***** STORED DATA
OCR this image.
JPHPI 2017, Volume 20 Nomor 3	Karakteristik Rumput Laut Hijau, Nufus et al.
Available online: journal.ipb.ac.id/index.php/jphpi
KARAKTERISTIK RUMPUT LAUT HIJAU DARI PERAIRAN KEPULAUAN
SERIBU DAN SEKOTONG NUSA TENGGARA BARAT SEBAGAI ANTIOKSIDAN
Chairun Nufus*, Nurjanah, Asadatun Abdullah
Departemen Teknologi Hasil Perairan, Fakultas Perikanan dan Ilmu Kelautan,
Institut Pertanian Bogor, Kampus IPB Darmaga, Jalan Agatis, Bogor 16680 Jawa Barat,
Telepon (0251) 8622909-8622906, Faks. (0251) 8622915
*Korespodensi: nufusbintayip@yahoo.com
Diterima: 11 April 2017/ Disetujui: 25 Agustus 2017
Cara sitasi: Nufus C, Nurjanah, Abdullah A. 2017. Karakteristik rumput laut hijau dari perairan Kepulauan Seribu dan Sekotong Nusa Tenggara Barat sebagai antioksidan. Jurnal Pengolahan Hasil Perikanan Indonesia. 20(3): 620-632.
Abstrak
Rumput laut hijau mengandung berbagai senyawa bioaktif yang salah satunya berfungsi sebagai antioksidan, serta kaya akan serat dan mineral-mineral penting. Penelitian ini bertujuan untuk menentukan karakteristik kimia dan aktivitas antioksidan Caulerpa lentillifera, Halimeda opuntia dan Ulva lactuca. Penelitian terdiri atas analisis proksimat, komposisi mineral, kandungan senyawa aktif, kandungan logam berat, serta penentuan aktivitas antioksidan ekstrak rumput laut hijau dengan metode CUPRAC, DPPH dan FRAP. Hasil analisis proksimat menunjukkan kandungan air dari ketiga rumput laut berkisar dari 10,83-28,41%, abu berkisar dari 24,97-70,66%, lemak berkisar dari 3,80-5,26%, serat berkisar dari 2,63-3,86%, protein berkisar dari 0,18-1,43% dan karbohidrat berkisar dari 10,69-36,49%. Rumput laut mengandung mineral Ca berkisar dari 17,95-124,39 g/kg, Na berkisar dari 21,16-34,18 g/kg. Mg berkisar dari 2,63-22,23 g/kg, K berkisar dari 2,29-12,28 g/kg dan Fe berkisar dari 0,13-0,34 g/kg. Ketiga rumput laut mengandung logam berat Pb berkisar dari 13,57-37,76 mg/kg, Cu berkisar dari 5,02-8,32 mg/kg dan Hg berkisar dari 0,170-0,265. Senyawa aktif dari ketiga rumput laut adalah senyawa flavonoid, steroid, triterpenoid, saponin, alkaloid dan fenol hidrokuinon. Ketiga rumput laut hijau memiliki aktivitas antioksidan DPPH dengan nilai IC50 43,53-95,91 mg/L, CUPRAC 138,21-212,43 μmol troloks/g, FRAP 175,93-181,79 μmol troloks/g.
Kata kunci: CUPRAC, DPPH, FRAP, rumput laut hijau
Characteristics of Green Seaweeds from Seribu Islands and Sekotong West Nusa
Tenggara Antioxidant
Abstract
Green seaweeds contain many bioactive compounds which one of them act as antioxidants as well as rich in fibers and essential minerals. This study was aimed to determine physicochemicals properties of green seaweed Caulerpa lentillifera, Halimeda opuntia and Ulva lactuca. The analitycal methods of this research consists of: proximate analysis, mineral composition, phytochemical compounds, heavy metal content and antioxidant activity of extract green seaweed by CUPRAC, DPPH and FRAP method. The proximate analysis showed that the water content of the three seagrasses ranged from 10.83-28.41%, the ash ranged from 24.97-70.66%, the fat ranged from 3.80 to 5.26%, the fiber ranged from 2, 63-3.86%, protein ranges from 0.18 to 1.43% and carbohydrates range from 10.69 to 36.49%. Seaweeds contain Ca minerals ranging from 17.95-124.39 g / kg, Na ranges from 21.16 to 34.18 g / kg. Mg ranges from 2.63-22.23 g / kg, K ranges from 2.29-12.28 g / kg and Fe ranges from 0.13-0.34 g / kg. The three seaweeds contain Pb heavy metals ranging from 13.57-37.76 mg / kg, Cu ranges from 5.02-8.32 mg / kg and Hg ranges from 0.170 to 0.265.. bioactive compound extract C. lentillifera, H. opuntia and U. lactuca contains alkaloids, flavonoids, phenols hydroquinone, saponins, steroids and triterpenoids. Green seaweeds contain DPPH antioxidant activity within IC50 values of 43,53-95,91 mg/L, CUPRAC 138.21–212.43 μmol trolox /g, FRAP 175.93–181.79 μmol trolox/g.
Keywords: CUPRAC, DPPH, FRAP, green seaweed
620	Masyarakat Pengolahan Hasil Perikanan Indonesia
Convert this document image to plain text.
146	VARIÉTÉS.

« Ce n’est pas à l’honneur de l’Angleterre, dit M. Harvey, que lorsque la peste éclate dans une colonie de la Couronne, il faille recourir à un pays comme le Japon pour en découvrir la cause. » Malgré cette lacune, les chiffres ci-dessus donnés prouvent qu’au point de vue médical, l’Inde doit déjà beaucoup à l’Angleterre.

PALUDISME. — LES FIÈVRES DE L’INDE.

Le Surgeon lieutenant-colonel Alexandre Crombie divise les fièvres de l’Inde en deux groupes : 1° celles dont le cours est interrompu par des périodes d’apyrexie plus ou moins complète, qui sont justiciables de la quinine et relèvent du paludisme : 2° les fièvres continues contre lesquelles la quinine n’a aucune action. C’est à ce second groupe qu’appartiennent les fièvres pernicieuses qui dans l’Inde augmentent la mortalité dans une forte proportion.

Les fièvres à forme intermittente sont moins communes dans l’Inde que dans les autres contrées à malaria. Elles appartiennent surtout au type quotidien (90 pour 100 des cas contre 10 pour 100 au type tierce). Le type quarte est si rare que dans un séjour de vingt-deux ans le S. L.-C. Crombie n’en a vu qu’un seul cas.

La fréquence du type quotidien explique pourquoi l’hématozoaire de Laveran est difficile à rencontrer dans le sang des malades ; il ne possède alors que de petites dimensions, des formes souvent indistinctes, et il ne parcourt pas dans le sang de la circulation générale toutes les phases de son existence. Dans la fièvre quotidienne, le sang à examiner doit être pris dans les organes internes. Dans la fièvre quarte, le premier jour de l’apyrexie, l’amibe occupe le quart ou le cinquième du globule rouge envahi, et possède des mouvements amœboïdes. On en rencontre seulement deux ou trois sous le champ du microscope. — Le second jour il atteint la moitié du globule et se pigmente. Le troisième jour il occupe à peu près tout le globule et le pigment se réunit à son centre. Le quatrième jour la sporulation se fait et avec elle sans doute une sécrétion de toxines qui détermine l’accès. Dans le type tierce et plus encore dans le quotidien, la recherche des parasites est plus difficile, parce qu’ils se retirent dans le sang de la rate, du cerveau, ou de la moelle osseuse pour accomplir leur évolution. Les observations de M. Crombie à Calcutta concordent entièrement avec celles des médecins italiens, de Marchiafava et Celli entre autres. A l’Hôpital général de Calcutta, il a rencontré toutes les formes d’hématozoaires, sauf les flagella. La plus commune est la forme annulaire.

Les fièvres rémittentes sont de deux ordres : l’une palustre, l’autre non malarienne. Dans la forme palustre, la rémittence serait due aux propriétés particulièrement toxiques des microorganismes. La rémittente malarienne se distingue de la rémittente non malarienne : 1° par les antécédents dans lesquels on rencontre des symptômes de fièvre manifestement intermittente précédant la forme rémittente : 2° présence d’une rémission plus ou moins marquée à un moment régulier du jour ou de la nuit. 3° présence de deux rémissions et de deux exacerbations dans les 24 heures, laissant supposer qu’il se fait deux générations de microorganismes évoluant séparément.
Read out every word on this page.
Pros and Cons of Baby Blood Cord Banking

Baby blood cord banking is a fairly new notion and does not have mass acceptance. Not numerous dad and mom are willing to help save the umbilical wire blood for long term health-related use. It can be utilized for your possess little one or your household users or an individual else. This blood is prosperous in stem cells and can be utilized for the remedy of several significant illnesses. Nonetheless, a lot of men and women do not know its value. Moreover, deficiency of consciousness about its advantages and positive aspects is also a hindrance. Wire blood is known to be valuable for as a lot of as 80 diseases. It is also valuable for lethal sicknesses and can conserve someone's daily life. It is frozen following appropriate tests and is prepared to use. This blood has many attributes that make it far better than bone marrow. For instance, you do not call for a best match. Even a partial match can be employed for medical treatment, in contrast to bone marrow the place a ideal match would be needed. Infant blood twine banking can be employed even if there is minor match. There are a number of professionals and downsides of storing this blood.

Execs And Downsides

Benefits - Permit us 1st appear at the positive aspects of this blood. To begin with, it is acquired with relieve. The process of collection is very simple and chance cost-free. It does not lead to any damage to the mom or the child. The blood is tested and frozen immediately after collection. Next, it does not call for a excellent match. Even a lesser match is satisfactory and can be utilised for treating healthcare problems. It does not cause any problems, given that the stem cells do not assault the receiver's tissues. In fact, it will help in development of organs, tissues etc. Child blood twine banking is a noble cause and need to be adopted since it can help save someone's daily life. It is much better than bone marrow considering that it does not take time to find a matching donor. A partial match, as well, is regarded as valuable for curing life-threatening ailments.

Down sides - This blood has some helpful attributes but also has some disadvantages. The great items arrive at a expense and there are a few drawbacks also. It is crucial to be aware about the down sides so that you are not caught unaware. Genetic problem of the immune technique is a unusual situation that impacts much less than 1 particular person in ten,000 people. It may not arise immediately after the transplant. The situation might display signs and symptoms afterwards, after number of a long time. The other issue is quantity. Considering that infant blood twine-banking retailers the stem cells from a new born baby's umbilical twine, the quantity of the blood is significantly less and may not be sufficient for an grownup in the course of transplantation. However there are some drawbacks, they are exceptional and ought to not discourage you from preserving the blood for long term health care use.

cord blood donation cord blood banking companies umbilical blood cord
**********
Count every line of the material that holds the string "Pengolahan", then give the total alone.

2